EXERCISE PROMPT: Tally the lines in the data that follows that include the word "screenshot", and report nothing but the total.

Figure record listings
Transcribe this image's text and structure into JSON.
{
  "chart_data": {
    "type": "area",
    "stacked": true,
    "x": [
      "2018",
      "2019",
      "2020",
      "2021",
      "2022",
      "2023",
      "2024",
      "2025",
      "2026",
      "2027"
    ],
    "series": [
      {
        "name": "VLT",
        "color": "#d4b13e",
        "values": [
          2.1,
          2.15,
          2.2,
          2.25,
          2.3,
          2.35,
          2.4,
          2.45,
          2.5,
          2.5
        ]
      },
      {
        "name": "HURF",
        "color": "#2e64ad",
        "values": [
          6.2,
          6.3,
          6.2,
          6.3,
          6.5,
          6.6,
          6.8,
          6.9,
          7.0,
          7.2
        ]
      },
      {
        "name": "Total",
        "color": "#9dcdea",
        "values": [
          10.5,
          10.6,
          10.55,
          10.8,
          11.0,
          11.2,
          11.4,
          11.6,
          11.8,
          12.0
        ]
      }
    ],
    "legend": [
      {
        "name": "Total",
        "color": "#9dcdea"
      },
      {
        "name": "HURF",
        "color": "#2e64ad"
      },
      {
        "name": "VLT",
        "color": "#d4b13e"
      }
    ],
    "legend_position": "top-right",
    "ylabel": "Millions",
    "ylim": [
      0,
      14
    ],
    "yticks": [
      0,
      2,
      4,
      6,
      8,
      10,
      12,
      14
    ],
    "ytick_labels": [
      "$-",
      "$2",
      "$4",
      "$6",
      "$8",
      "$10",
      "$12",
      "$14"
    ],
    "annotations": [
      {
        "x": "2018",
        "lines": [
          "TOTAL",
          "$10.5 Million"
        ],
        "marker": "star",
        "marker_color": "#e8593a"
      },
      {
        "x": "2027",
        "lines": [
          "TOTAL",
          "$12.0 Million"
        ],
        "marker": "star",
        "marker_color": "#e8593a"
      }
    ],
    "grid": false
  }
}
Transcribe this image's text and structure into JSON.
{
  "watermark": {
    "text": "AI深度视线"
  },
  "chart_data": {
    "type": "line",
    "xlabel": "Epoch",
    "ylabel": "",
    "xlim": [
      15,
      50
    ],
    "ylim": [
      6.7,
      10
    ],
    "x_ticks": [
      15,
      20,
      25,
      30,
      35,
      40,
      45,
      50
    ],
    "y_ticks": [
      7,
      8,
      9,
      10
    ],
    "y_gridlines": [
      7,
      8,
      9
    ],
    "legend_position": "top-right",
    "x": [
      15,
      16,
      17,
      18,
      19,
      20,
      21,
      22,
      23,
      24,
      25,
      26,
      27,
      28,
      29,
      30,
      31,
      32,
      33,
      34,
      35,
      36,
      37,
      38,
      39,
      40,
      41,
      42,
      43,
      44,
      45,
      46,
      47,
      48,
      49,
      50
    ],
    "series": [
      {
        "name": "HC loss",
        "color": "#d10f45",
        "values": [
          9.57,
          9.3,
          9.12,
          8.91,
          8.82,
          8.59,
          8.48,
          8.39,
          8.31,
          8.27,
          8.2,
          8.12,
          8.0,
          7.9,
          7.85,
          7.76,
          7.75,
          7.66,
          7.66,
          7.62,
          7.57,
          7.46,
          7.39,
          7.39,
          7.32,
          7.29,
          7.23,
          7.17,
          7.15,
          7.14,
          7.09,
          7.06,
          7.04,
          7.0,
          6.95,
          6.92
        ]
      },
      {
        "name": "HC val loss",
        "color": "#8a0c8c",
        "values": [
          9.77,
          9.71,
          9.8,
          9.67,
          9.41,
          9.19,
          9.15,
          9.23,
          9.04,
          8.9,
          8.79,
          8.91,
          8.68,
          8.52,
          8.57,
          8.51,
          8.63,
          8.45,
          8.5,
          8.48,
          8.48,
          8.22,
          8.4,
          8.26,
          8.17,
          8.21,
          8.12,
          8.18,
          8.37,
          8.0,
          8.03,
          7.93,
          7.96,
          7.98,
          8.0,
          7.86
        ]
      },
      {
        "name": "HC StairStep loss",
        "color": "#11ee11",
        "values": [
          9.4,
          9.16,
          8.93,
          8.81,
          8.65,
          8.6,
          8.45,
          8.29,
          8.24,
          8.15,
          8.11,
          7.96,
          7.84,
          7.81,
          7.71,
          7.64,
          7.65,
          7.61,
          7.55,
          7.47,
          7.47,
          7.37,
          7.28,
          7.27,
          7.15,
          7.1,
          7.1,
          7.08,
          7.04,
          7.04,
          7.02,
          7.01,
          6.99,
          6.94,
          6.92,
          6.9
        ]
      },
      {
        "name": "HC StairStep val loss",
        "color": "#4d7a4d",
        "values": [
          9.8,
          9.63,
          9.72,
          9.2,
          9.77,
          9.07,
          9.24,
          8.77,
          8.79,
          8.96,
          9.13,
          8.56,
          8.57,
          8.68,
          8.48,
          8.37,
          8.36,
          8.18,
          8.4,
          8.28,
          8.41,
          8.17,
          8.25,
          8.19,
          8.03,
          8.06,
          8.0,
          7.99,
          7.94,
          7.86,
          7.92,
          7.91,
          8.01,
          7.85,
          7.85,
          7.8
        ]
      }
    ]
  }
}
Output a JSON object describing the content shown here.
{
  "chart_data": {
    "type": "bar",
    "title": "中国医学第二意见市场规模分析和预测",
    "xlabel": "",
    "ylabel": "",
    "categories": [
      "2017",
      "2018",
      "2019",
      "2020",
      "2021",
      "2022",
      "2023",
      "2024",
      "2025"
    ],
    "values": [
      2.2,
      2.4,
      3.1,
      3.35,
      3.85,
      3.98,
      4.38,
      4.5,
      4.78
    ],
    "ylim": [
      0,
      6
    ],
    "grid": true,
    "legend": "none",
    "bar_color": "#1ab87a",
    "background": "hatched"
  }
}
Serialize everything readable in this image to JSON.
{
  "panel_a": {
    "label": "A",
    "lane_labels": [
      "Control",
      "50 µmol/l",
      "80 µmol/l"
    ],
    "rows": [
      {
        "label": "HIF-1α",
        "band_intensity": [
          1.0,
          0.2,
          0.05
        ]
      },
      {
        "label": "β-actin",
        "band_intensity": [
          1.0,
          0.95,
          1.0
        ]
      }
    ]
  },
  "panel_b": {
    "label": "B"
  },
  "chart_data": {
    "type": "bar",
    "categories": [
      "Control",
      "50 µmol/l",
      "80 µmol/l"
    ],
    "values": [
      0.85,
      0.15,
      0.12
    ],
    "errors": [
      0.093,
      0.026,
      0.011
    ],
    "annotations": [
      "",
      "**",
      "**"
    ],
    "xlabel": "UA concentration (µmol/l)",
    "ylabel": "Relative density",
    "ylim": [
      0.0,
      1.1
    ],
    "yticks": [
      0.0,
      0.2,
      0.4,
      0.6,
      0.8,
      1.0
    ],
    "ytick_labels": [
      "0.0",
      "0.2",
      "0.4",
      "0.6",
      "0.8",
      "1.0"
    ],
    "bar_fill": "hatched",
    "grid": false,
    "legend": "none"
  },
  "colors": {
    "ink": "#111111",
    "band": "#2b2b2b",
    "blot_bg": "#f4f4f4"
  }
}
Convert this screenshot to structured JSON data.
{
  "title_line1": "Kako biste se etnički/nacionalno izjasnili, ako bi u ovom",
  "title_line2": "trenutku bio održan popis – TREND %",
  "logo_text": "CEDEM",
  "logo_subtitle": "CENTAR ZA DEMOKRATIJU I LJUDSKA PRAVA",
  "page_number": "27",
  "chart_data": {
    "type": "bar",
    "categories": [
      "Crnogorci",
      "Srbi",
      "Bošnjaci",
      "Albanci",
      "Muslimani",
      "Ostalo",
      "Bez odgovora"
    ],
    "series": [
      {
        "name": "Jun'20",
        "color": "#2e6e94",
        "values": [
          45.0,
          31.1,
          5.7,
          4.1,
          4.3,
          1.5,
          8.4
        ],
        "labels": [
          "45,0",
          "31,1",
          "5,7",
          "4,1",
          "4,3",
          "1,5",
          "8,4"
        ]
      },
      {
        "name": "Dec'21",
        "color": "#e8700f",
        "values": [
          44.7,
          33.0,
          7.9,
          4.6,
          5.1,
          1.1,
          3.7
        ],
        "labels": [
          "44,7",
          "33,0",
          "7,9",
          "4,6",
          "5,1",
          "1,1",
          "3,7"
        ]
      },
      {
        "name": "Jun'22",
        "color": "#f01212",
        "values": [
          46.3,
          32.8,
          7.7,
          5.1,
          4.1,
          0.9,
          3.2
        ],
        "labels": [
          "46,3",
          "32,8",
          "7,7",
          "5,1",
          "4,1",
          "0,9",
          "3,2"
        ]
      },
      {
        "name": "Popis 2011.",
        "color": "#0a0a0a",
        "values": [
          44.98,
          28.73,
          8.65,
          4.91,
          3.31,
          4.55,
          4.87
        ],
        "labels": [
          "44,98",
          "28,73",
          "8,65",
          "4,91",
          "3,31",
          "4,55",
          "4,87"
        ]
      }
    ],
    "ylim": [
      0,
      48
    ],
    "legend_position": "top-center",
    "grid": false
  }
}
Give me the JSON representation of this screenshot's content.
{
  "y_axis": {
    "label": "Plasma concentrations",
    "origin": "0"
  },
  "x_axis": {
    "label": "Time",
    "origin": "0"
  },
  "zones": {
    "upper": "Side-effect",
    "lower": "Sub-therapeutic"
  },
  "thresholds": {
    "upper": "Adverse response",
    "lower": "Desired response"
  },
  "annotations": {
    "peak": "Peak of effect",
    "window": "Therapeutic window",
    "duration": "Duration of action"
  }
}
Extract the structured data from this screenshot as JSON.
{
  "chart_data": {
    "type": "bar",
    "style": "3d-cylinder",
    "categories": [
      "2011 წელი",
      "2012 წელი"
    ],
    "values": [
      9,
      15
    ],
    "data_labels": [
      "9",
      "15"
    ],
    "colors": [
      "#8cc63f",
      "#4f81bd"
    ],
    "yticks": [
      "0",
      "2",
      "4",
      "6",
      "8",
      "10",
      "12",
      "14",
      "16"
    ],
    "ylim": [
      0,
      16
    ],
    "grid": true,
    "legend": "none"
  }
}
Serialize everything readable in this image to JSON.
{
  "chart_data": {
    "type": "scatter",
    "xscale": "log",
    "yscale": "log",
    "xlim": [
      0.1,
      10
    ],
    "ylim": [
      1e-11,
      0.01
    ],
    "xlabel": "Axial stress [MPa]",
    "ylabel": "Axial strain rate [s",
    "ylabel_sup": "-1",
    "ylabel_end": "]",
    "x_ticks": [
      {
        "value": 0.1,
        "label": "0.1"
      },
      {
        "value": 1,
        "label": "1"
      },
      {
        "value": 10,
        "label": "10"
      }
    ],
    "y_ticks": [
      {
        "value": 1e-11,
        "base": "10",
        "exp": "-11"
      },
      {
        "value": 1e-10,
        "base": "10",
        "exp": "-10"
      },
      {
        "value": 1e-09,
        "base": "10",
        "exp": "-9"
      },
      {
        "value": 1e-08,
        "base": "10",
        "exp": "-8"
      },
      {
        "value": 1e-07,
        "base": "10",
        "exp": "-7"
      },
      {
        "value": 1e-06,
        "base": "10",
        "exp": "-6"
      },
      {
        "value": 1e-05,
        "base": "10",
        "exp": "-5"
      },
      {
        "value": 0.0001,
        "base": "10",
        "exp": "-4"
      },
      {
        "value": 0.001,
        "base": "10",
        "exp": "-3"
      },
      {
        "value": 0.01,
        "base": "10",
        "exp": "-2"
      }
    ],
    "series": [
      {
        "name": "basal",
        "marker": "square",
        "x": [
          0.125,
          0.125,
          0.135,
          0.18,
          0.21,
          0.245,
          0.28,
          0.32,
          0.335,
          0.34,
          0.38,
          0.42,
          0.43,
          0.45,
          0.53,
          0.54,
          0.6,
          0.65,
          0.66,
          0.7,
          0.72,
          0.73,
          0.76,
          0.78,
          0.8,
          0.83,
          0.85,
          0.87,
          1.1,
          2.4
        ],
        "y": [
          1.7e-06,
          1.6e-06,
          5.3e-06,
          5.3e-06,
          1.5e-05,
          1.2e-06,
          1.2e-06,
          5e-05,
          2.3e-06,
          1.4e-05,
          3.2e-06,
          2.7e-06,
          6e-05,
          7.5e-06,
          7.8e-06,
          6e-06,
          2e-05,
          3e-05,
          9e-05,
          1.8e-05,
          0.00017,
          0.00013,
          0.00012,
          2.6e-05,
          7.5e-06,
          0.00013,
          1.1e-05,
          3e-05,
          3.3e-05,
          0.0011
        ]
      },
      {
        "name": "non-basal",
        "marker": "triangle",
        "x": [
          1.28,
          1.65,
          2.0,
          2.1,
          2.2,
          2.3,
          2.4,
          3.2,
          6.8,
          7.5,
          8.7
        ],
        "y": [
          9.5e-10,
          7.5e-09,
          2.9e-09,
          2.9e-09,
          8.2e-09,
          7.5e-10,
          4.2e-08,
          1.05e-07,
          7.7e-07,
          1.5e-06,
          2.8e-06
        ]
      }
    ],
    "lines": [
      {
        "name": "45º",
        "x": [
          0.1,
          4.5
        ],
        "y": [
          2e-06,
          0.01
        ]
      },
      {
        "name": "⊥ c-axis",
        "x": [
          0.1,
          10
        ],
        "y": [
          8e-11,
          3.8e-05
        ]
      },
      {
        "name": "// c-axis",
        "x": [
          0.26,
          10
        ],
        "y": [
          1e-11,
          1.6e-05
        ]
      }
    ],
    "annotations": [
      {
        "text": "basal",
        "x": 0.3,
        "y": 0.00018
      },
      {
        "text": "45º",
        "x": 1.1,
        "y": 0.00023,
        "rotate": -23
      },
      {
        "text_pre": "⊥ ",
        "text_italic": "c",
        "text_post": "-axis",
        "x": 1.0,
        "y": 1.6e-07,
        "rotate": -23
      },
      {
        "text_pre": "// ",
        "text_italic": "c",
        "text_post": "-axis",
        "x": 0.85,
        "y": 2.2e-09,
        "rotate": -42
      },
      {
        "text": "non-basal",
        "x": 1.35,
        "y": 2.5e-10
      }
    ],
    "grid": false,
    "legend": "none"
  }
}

ANSWER: 3